(Stored data entries)
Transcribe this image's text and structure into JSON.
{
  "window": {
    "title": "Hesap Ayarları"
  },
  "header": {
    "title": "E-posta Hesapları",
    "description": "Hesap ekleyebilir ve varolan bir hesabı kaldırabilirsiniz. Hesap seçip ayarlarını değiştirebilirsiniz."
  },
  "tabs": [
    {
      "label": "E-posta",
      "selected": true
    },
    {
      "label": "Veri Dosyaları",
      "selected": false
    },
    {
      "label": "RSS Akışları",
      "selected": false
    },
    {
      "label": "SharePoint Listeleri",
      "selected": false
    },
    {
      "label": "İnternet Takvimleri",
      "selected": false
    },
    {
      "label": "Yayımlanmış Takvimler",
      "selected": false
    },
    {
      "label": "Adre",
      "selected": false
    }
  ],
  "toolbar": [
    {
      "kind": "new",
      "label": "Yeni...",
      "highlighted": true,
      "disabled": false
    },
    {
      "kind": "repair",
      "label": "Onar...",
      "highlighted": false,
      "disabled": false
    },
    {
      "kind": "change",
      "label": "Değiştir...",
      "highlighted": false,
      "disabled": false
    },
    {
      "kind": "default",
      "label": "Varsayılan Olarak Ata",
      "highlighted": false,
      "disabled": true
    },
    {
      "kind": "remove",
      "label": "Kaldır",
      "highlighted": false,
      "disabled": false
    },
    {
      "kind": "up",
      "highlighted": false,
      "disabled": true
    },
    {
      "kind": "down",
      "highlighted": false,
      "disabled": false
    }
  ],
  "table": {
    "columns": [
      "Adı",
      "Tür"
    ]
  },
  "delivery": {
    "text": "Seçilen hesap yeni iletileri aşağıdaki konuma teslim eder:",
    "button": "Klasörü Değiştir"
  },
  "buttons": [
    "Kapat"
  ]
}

_PROBLEM TO WORK ON:_
Write out all the data again, exactly as it appears.

_THE OUTPUT:_
Transcribe this image's text and structure into JSON.
{
  "window": {
    "title": "Hesap Ayarları"
  },
  "header": {
    "title": "E-posta Hesapları",
    "description": "Hesap ekleyebilir ve varolan bir hesabı kaldırabilirsiniz. Hesap seçip ayarlarını değiştirebilirsiniz."
  },
  "tabs": [
    {
      "label": "E-posta",
      "selected": true
    },
    {
      "label": "Veri Dosyaları",
      "selected": false
    },
    {
      "label": "RSS Akışları",
      "selected": false
    },
    {
      "label": "SharePoint Listeleri",
      "selected": false
    },
    {
      "label": "İnternet Takvimleri",
      "selected": false
    },
    {
      "label": "Yayımlanmış Takvimler",
      "selected": false
    },
    {
      "label": "Adre",
      "selected": false
    }
  ],
  "toolbar": [
    {
      "kind": "new",
      "label": "Yeni...",
      "highlighted": true,
      "disabled": false
    },
    {
      "kind": "repair",
      "label": "Onar...",
      "highlighted": false,
      "disabled": false
    },
    {
      "kind": "change",
      "label": "Değiştir...",
      "highlighted": false,
      "disabled": false
    },
    {
      "kind": "default",
      "label": "Varsayılan Olarak Ata",
      "highlighted": false,
      "disabled": true
    },
    {
      "kind": "remove",
      "label": "Kaldır",
      "highlighted": false,
      "disabled": false
    },
    {
      "kind": "up",
      "highlighted": false,
      "disabled": true
    },
    {
      "kind": "down",
      "highlighted": false,
      "disabled": false
    }
  ],
  "table": {
    "columns": [
      "Adı",
      "Tür"
    ]
  },
  "delivery": {
    "text": "Seçilen hesap yeni iletileri aşağıdaki konuma teslim eder:",
    "button": "Klasörü Değiştir"
  },
  "buttons": [
    "Kapat"
  ]
}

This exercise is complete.